>> start EXTRACTED INFORMATION

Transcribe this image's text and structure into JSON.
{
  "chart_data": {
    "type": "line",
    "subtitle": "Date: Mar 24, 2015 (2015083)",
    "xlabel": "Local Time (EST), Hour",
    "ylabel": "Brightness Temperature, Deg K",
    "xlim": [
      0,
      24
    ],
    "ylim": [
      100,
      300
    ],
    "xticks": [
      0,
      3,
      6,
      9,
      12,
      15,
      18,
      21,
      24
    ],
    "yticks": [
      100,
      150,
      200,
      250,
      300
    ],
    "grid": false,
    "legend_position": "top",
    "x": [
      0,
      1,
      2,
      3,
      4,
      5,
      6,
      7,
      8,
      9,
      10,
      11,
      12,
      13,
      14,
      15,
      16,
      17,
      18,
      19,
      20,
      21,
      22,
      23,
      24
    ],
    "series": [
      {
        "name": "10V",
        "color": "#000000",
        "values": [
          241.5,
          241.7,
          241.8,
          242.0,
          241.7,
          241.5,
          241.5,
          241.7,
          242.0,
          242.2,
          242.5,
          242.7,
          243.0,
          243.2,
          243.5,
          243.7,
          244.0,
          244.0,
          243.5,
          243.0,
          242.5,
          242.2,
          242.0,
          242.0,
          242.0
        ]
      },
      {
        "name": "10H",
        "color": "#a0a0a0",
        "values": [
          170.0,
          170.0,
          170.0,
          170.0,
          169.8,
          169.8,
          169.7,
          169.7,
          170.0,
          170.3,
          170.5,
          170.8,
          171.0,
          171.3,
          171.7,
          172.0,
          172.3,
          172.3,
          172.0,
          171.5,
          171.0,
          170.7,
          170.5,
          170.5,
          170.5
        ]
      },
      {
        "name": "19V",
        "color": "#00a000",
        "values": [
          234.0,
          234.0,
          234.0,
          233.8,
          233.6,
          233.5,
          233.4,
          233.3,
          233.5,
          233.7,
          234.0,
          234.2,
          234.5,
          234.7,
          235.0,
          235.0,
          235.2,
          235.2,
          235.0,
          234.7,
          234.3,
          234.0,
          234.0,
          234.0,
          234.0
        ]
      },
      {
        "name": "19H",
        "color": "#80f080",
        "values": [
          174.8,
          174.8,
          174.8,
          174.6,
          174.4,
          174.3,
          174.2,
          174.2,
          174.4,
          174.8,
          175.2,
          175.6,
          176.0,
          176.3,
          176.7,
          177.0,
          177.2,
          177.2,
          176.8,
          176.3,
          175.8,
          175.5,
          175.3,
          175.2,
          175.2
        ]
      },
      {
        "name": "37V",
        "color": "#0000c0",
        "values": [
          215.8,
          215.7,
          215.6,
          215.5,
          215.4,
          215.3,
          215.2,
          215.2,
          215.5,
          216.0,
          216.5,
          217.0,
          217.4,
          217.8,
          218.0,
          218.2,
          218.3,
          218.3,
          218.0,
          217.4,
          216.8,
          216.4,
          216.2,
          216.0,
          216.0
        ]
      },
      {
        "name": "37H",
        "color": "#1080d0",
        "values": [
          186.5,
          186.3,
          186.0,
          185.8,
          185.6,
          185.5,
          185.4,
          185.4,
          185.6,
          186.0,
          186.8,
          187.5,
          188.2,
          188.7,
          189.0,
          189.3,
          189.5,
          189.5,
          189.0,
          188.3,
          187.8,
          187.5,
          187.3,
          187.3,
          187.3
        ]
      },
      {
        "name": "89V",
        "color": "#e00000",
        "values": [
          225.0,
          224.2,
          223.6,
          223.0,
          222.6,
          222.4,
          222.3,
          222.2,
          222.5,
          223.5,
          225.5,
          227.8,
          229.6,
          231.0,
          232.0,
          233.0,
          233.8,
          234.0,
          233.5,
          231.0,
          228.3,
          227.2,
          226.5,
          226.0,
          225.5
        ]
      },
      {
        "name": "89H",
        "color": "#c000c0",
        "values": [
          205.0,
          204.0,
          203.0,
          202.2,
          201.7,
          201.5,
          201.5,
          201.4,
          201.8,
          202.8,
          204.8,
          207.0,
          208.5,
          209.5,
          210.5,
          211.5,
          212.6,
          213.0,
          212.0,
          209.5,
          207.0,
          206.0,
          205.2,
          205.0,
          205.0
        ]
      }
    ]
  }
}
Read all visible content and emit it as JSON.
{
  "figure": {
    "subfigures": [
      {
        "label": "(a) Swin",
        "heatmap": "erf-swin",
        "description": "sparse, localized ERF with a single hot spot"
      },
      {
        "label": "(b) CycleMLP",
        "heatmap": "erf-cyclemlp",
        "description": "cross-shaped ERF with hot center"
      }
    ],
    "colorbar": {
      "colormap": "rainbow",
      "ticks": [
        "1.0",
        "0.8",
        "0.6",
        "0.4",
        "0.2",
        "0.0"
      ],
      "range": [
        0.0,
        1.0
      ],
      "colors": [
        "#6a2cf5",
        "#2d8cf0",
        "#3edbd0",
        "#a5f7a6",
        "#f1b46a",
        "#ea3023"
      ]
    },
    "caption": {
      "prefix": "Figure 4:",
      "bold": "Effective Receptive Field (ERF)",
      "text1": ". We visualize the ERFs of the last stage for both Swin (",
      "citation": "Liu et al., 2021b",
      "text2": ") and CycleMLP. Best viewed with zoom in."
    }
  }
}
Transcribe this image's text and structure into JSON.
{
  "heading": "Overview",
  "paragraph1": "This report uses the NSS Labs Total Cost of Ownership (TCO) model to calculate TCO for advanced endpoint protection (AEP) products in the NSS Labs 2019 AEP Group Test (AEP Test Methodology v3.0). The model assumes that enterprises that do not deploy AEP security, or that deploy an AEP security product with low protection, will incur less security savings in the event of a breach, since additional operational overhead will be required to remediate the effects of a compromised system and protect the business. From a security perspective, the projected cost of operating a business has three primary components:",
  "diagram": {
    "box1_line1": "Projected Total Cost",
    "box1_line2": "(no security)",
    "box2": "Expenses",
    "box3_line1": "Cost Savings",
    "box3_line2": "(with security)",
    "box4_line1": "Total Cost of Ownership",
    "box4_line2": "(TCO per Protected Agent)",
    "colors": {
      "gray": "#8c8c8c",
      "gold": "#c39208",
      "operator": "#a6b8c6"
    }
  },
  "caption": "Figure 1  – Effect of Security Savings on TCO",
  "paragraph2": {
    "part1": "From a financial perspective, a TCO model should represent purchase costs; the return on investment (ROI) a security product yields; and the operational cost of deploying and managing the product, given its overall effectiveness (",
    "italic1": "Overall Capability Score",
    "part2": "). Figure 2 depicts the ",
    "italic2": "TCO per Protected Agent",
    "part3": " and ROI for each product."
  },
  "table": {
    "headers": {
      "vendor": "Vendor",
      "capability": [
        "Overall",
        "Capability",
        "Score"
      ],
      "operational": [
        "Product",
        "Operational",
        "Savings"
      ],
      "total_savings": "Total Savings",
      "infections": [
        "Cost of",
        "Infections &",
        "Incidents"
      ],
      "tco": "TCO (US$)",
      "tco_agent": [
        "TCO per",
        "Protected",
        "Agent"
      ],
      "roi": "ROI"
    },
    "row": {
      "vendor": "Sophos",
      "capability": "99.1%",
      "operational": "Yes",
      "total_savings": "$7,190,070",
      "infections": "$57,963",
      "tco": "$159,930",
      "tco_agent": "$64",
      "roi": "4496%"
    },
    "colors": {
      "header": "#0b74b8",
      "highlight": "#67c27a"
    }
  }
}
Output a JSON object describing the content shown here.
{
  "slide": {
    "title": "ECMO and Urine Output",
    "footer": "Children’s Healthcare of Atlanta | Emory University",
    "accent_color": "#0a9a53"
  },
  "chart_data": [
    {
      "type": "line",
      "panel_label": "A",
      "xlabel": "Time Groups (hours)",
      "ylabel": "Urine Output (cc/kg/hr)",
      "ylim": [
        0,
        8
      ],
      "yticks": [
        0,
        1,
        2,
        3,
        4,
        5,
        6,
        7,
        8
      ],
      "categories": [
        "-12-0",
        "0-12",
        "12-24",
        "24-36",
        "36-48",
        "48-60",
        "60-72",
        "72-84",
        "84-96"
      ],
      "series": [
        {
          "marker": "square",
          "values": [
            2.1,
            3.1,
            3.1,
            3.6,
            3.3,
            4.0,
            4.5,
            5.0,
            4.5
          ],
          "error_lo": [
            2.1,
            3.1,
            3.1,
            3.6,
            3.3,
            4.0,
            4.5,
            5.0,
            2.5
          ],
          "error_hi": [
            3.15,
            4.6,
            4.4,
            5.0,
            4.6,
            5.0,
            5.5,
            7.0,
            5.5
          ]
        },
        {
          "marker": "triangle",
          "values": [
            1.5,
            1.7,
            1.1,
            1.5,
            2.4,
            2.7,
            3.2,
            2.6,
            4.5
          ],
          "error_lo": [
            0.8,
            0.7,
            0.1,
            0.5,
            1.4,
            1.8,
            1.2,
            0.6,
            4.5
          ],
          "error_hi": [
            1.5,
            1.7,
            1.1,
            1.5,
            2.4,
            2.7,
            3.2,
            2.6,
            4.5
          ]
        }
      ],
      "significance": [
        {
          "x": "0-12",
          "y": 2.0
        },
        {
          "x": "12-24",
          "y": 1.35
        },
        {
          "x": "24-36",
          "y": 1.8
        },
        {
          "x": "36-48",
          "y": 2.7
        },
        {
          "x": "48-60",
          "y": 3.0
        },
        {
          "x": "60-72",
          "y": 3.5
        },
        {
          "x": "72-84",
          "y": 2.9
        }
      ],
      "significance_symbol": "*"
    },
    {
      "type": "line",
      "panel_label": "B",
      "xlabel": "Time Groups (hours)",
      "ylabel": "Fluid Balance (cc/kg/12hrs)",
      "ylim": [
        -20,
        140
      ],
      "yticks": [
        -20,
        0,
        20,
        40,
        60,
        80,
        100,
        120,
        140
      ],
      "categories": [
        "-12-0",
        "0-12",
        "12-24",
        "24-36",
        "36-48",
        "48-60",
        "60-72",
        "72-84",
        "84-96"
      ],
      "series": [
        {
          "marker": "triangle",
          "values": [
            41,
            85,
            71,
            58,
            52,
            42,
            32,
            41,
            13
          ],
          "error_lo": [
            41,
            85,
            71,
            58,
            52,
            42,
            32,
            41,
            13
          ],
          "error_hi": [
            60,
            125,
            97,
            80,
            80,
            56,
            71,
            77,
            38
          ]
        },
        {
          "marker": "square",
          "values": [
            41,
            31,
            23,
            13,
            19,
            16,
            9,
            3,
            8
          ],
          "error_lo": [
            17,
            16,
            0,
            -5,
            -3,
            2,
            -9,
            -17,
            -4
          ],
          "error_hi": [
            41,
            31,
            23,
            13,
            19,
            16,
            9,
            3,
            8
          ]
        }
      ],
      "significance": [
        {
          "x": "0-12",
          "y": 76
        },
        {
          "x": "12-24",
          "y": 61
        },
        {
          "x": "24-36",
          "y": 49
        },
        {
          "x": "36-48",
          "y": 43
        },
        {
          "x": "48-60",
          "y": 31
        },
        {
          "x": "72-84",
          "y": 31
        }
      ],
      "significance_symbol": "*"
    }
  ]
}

>> end EXTRACTED INFORMATION

_SHORT PROBLEM_
Check each line above for the string "with", then copy the ones that have it.

_SOLUTION FOR THIS PROBLEM_
        "description": "sparse, localized ERF with a single hot spot"
        "description": "cross-shaped ERF with hot center"
      "text2": ") and CycleMLP. Best viewed with zoom in."
  "paragraph1": "This report uses the NSS Labs Total Cost of Ownership (TCO) model to calculate TCO for advanced endpoint protection (AEP) products in the NSS Labs 2019 AEP Group Test (AEP Test Methodology v3.0). The model assumes that enterprises that do not deploy AEP security, or that deploy an AEP security product with low protection, will incur less security savings in the event of a breach, since additional operational overhead will be required to remediate the effects of a compromised system and protect the business. From a security perspective, the projected cost of operating a business has three primary components:",
    "box3_line2": "(with security)",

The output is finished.